# INSTRUCTIONS FOR THE TASK
Extract the listing in its entirety, keeping each line identical to the original.

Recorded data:
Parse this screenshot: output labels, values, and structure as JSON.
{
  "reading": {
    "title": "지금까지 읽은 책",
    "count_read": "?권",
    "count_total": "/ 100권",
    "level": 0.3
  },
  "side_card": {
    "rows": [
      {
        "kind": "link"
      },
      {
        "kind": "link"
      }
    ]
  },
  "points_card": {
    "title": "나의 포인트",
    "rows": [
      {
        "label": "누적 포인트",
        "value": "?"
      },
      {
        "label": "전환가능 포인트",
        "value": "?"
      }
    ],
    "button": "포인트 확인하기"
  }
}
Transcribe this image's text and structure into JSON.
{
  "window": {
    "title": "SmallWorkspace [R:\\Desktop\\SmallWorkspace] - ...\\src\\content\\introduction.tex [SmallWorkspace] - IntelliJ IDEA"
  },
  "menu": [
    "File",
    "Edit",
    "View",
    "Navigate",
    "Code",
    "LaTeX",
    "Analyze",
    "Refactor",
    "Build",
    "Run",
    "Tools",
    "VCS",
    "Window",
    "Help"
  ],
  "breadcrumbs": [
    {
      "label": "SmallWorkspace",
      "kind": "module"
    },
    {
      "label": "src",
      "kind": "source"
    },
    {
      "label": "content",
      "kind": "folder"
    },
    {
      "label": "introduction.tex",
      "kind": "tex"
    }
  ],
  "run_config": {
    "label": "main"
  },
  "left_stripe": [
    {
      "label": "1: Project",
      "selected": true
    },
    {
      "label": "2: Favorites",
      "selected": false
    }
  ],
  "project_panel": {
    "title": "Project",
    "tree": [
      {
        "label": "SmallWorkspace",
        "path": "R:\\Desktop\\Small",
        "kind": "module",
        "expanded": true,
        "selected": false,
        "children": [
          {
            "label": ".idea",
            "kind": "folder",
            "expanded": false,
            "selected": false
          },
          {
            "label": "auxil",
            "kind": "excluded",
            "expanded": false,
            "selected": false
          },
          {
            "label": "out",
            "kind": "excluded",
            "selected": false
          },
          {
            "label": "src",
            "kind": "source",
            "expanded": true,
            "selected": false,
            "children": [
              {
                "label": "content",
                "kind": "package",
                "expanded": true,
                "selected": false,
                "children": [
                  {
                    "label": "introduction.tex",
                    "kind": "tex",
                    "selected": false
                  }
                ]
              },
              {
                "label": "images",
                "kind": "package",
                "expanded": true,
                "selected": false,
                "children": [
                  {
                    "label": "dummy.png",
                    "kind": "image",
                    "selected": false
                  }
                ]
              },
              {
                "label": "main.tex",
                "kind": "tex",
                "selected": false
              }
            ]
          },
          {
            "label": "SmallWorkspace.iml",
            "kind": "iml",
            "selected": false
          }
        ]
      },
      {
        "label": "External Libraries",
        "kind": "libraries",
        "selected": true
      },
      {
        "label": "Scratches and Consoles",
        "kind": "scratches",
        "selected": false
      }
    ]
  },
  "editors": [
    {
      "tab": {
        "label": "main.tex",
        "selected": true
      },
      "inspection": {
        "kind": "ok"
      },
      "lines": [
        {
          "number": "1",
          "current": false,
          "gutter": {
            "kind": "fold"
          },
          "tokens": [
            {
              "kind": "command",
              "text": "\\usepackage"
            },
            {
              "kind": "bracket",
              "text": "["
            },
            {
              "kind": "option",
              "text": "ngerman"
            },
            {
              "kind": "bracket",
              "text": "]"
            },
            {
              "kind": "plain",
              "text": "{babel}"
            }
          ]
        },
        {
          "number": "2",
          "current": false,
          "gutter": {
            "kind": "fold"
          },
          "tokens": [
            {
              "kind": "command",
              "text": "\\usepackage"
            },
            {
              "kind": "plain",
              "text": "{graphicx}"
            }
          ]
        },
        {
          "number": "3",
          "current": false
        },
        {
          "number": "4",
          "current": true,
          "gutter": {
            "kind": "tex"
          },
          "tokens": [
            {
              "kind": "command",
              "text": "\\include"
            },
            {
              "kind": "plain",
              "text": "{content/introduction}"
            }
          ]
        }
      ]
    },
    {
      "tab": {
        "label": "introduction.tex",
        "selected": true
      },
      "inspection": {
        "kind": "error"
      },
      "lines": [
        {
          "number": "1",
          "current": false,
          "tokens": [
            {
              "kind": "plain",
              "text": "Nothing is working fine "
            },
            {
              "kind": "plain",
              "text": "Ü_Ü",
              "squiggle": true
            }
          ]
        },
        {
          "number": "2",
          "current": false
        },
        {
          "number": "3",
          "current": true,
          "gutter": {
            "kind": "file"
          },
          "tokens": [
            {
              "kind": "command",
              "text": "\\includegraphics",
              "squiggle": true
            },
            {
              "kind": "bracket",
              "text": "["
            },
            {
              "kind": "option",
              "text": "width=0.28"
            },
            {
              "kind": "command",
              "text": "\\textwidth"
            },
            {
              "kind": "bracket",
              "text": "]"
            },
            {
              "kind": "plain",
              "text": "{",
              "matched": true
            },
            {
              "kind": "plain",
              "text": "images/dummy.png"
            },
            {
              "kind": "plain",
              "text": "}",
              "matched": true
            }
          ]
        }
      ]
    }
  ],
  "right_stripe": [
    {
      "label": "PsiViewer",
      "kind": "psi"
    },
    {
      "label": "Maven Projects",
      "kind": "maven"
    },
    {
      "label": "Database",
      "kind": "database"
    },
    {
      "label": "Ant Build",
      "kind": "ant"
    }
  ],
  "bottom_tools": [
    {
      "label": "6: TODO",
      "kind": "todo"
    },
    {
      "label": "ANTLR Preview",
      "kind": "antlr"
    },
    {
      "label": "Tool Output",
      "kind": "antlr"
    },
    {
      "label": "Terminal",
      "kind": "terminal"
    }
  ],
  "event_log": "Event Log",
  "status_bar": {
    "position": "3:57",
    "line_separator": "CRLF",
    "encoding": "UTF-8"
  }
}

# RESULT OF THIS TASK
Parse this screenshot: output labels, values, and structure as JSON.
{
  "reading": {
    "title": "지금까지 읽은 책",
    "count_read": "?권",
    "count_total": "/ 100권",
    "level": 0.3
  },
  "side_card": {
    "rows": [
      {
        "kind": "link"
      },
      {
        "kind": "link"
      }
    ]
  },
  "points_card": {
    "title": "나의 포인트",
    "rows": [
      {
        "label": "누적 포인트",
        "value": "?"
      },
      {
        "label": "전환가능 포인트",
        "value": "?"
      }
    ],
    "button": "포인트 확인하기"
  }
}
Transcribe this image's text and structure into JSON.
{
  "window": {
    "title": "SmallWorkspace [R:\\Desktop\\SmallWorkspace] - ...\\src\\content\\introduction.tex [SmallWorkspace] - IntelliJ IDEA"
  },
  "menu": [
    "File",
    "Edit",
    "View",
    "Navigate",
    "Code",
    "LaTeX",
    "Analyze",
    "Refactor",
    "Build",
    "Run",
    "Tools",
    "VCS",
    "Window",
    "Help"
  ],
  "breadcrumbs": [
    {
      "label": "SmallWorkspace",
      "kind": "module"
    },
    {
      "label": "src",
      "kind": "source"
    },
    {
      "label": "content",
      "kind": "folder"
    },
    {
      "label": "introduction.tex",
      "kind": "tex"
    }
  ],
  "run_config": {
    "label": "main"
  },
  "left_stripe": [
    {
      "label": "1: Project",
      "selected": true
    },
    {
      "label": "2: Favorites",
      "selected": false
    }
  ],
  "project_panel": {
    "title": "Project",
    "tree": [
      {
        "label": "SmallWorkspace",
        "path": "R:\\Desktop\\Small",
        "kind": "module",
        "expanded": true,
        "selected": false,
        "children": [
          {
            "label": ".idea",
            "kind": "folder",
            "expanded": false,
            "selected": false
          },
          {
            "label": "auxil",
            "kind": "excluded",
            "expanded": false,
            "selected": false
          },
          {
            "label": "out",
            "kind": "excluded",
            "selected": false
          },
          {
            "label": "src",
            "kind": "source",
            "expanded": true,
            "selected": false,
            "children": [
              {
                "label": "content",
                "kind": "package",
                "expanded": true,
                "selected": false,
                "children": [
                  {
                    "label": "introduction.tex",
                    "kind": "tex",
                    "selected": false
                  }
                ]
              },
              {
                "label": "images",
                "kind": "package",
                "expanded": true,
                "selected": false,
                "children": [
                  {
                    "label": "dummy.png",
                    "kind": "image",
                    "selected": false
                  }
                ]
              },
              {
                "label": "main.tex",
                "kind": "tex",
                "selected": false
              }
            ]
          },
          {
            "label": "SmallWorkspace.iml",
            "kind": "iml",
            "selected": false
          }
        ]
      },
      {
        "label": "External Libraries",
        "kind": "libraries",
        "selected": true
      },
      {
        "label": "Scratches and Consoles",
        "kind": "scratches",
        "selected": false
      }
    ]
  },
  "editors": [
    {
      "tab": {
        "label": "main.tex",
        "selected": true
      },
      "inspection": {
        "kind": "ok"
      },
      "lines": [
        {
          "number": "1",
          "current": false,
          "gutter": {
            "kind": "fold"
          },
          "tokens": [
            {
              "kind": "command",
              "text": "\\usepackage"
            },
            {
              "kind": "bracket",
              "text": "["
            },
            {
              "kind": "option",
              "text": "ngerman"
            },
            {
              "kind": "bracket",
              "text": "]"
            },
            {
              "kind": "plain",
              "text": "{babel}"
            }
          ]
        },
        {
          "number": "2",
          "current": false,
          "gutter": {
            "kind": "fold"
          },
          "tokens": [
            {
              "kind": "command",
              "text": "\\usepackage"
            },
            {
              "kind": "plain",
              "text": "{graphicx}"
            }
          ]
        },
        {
          "number": "3",
          "current": false
        },
        {
          "number": "4",
          "current": true,
          "gutter": {
            "kind": "tex"
          },
          "tokens": [
            {
              "kind": "command",
              "text": "\\include"
            },
            {
              "kind": "plain",
              "text": "{content/introduction}"
            }
          ]
        }
      ]
    },
    {
      "tab": {
        "label": "introduction.tex",
        "selected": true
      },
      "inspection": {
        "kind": "error"
      },
      "lines": [
        {
          "number": "1",
          "current": false,
          "tokens": [
            {
              "kind": "plain",
              "text": "Nothing is working fine "
            },
            {
              "kind": "plain",
              "text": "Ü_Ü",
              "squiggle": true
            }
          ]
        },
        {
          "number": "2",
          "current": false
        },
        {
          "number": "3",
          "current": true,
          "gutter": {
            "kind": "file"
          },
          "tokens": [
            {
              "kind": "command",
              "text": "\\includegraphics",
              "squiggle": true
            },
            {
              "kind": "bracket",
              "text": "["
            },
            {
              "kind": "option",
              "text": "width=0.28"
            },
            {
              "kind": "command",
              "text": "\\textwidth"
            },
            {
              "kind": "bracket",
              "text": "]"
            },
            {
              "kind": "plain",
              "text": "{",
              "matched": true
            },
            {
              "kind": "plain",
              "text": "images/dummy.png"
            },
            {
              "kind": "plain",
              "text": "}",
              "matched": true
            }
          ]
        }
      ]
    }
  ],
  "right_stripe": [
    {
      "label": "PsiViewer",
      "kind": "psi"
    },
    {
      "label": "Maven Projects",
      "kind": "maven"
    },
    {
      "label": "Database",
      "kind": "database"
    },
    {
      "label": "Ant Build",
      "kind": "ant"
    }
  ],
  "bottom_tools": [
    {
      "label": "6: TODO",
      "kind": "todo"
    },
    {
      "label": "ANTLR Preview",
      "kind": "antlr"
    },
    {
      "label": "Tool Output",
      "kind": "antlr"
    },
    {
      "label": "Terminal",
      "kind": "terminal"
    }
  ],
  "event_log": "Event Log",
  "status_bar": {
    "position": "3:57",
    "line_separator": "CRLF",
    "encoding": "UTF-8"
  }
}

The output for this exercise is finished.